* _TASK DESCRIPTION_
Restate the entire listing word for word.

□ □ □

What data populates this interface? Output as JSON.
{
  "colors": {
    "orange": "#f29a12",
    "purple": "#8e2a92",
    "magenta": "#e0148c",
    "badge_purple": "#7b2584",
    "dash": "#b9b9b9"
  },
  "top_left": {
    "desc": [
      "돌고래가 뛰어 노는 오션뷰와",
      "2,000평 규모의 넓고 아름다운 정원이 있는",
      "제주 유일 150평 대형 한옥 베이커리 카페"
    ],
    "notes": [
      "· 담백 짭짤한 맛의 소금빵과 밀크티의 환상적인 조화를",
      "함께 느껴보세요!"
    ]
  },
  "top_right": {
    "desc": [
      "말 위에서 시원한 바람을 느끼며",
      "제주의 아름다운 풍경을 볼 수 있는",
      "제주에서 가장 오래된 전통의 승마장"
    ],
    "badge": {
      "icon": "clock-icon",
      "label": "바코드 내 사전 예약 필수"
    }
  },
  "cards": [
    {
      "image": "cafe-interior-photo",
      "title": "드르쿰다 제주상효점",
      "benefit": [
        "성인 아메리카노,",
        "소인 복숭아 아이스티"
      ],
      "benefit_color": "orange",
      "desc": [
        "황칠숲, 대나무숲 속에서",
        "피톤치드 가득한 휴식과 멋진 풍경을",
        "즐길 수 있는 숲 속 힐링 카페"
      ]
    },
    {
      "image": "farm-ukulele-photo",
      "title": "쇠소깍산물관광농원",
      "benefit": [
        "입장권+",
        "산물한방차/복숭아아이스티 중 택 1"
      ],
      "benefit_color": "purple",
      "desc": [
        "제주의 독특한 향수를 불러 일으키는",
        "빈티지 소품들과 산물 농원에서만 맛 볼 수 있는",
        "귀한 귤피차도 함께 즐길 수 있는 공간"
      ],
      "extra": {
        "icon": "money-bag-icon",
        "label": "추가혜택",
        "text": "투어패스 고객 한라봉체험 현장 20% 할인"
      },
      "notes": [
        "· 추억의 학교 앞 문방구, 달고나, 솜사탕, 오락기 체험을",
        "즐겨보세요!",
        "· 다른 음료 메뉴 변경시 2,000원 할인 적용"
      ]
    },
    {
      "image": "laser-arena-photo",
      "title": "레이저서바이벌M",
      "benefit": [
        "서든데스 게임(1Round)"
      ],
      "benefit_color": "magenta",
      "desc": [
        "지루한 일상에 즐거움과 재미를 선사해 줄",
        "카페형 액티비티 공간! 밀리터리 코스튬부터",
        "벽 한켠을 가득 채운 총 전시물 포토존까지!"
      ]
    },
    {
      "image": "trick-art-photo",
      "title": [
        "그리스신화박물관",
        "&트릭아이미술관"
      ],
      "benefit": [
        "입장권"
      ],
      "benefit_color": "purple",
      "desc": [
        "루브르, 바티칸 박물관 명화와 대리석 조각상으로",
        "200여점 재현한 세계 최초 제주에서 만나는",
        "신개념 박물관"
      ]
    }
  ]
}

□ □ □

* _TASK ANSWER_
What data populates this interface? Output as JSON.
{
  "colors": {
    "orange": "#f29a12",
    "purple": "#8e2a92",
    "magenta": "#e0148c",
    "badge_purple": "#7b2584",
    "dash": "#b9b9b9"
  },
  "top_left": {
    "desc": [
      "돌고래가 뛰어 노는 오션뷰와",
      "2,000평 규모의 넓고 아름다운 정원이 있는",
      "제주 유일 150평 대형 한옥 베이커리 카페"
    ],
    "notes": [
      "· 담백 짭짤한 맛의 소금빵과 밀크티의 환상적인 조화를",
      "함께 느껴보세요!"
    ]
  },
  "top_right": {
    "desc": [
      "말 위에서 시원한 바람을 느끼며",
      "제주의 아름다운 풍경을 볼 수 있는",
      "제주에서 가장 오래된 전통의 승마장"
    ],
    "badge": {
      "icon": "clock-icon",
      "label": "바코드 내 사전 예약 필수"
    }
  },
  "cards": [
    {
      "image": "cafe-interior-photo",
      "title": "드르쿰다 제주상효점",
      "benefit": [
        "성인 아메리카노,",
        "소인 복숭아 아이스티"
      ],
      "benefit_color": "orange",
      "desc": [
        "황칠숲, 대나무숲 속에서",
        "피톤치드 가득한 휴식과 멋진 풍경을",
        "즐길 수 있는 숲 속 힐링 카페"
      ]
    },
    {
      "image": "farm-ukulele-photo",
      "title": "쇠소깍산물관광농원",
      "benefit": [
        "입장권+",
        "산물한방차/복숭아아이스티 중 택 1"
      ],
      "benefit_color": "purple",
      "desc": [
        "제주의 독특한 향수를 불러 일으키는",
        "빈티지 소품들과 산물 농원에서만 맛 볼 수 있는",
        "귀한 귤피차도 함께 즐길 수 있는 공간"
      ],
      "extra": {
        "icon": "money-bag-icon",
        "label": "추가혜택",
        "text": "투어패스 고객 한라봉체험 현장 20% 할인"
      },
      "notes": [
        "· 추억의 학교 앞 문방구, 달고나, 솜사탕, 오락기 체험을",
        "즐겨보세요!",
        "· 다른 음료 메뉴 변경시 2,000원 할인 적용"
      ]
    },
    {
      "image": "laser-arena-photo",
      "title": "레이저서바이벌M",
      "benefit": [
        "서든데스 게임(1Round)"
      ],
      "benefit_color": "magenta",
      "desc": [
        "지루한 일상에 즐거움과 재미를 선사해 줄",
        "카페형 액티비티 공간! 밀리터리 코스튬부터",
        "벽 한켠을 가득 채운 총 전시물 포토존까지!"
      ]
    },
    {
      "image": "trick-art-photo",
      "title": [
        "그리스신화박물관",
        "&트릭아이미술관"
      ],
      "benefit": [
        "입장권"
      ],
      "benefit_color": "purple",
      "desc": [
        "루브르, 바티칸 박물관 명화와 대리석 조각상으로",
        "200여점 재현한 세계 최초 제주에서 만나는",
        "신개념 박물관"
      ]
    }
  ]
}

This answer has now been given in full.